*** Selected extract ***

May 12th, 2020 – After years of hemming and hawing, BNP Paribas has specified its phase-out requirement for the coal power sector [1]. Specific provisions in the updated policy include extending the 2030 coal phase-out deadline to OECD countries outside the EU and excluding coal plant developers. Not included are measures to exclude and exit other sectors of the broader coal industry, such as extraction and transport, or strict exclusion criteria of existing clients highly exposed to coal.

Reclaim Finance, BankTrack and Friends of the Earth France conclude that while the new policy represents progress from the company’s November 2019 update [2], it is also a missed opportunity to commit to a full coal phase-out and to adopt measures to push all companies in its portfolios to close their coal infrastructure.

With this announcement, BNP Paribas is correcting one substantial failure of its existing policy by extending coal power sector phase-out commitments to OECD countries outside the EU. In November 2019, BNP Paribas committed to exit the coal power sector by 2030 in EU countries, and by 2040 elsewhere. At the time, environmental groups and progressive members of the international finance community criticised the bank for neglecting non-EU OECD countries, where more than 20% of global coal power production lies, which also must exit coal by the same deadline.[3] BNP paribas also confirmed its intention to exclude companies planning new coal plants from its financial support.

*** End of Selected extract ***
*** Dataset ***

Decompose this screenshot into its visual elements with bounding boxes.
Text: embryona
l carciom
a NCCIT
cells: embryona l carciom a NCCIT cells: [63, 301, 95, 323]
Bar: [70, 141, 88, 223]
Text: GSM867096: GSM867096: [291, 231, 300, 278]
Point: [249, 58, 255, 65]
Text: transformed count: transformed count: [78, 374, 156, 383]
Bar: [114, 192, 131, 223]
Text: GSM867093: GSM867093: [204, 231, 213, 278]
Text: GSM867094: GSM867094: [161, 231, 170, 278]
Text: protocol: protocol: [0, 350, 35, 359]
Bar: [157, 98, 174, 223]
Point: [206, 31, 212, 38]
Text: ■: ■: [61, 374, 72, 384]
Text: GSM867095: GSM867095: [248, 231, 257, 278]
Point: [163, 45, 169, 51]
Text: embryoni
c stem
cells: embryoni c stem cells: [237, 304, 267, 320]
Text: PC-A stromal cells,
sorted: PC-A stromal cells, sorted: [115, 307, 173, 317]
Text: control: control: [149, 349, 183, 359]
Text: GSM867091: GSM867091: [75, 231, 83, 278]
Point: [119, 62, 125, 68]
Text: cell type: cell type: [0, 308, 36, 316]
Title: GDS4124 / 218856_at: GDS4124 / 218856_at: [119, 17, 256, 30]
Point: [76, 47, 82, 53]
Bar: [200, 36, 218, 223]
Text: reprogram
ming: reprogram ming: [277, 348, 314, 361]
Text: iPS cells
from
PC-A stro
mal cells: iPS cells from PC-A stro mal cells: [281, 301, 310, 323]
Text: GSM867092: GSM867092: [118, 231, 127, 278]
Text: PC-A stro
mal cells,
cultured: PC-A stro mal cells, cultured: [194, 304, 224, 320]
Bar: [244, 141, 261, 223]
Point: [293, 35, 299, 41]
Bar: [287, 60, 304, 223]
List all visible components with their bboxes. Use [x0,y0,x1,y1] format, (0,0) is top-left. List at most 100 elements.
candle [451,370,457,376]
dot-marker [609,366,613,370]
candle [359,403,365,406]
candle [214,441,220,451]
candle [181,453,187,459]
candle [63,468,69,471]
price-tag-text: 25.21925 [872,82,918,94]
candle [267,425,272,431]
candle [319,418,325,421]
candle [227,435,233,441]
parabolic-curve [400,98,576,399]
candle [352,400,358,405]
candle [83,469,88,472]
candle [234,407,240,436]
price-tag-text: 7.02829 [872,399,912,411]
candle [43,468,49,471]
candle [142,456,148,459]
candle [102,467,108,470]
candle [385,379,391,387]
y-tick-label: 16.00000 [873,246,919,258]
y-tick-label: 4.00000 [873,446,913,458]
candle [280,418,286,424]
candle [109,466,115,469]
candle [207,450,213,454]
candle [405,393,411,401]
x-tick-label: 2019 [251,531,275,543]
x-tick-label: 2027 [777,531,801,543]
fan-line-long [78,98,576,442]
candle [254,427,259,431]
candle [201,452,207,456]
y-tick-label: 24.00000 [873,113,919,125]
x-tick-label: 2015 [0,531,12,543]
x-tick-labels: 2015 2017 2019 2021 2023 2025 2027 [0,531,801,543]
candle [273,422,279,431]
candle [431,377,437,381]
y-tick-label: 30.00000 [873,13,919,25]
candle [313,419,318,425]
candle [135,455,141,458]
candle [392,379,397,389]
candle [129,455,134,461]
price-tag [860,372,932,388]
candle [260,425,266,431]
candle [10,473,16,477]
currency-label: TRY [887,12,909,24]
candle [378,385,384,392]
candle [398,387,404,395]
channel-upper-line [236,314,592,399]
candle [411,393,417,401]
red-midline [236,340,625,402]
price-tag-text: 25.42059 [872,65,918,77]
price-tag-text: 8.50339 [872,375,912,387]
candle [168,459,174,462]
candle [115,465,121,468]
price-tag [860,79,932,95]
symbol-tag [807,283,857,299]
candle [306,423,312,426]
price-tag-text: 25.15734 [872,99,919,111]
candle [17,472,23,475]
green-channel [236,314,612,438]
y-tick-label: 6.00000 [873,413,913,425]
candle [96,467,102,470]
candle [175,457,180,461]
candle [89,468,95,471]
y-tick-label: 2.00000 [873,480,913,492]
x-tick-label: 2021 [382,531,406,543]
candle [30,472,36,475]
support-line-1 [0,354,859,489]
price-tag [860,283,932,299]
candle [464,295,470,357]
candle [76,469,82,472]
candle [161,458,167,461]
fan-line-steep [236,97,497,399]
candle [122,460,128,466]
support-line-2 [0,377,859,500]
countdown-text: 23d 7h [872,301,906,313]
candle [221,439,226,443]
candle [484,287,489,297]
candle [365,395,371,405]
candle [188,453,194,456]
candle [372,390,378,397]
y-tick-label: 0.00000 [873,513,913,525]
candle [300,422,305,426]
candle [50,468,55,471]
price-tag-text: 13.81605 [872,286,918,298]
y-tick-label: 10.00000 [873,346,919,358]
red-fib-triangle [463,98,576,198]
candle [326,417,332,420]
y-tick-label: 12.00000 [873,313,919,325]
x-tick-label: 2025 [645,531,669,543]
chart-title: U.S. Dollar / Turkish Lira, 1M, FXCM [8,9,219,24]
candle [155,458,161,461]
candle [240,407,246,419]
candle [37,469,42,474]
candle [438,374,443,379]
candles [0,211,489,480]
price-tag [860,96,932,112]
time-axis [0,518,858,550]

*** End of Dataset ***

### Work item
Copy the passage of the BNP Paribas coal policy press release between "May 12th, 2020" and "their coal infrastructure.", inclusive. The entries stand apart from the press release and are separate material.

### Solution below
May 12th, 2020 – After years of hemming and hawing, BNP Paribas has specified its phase-out requirement for the coal power sector [1]. Specific provisions in the updated policy include extending the 2030 coal phase-out deadline to OECD countries outside the EU and excluding coal plant developers. Not included are measures to exclude and exit other sectors of the broader coal industry, such as extraction and transport, or strict exclusion criteria of existing clients highly exposed to coal.

Reclaim Finance, BankTrack and Friends of the Earth France conclude that while the new policy represents progress from the company’s November 2019 update [2], it is also a missed opportunity to commit to a full coal phase-out and to adopt measures to push all companies in its portfolios to close their coal infrastructure.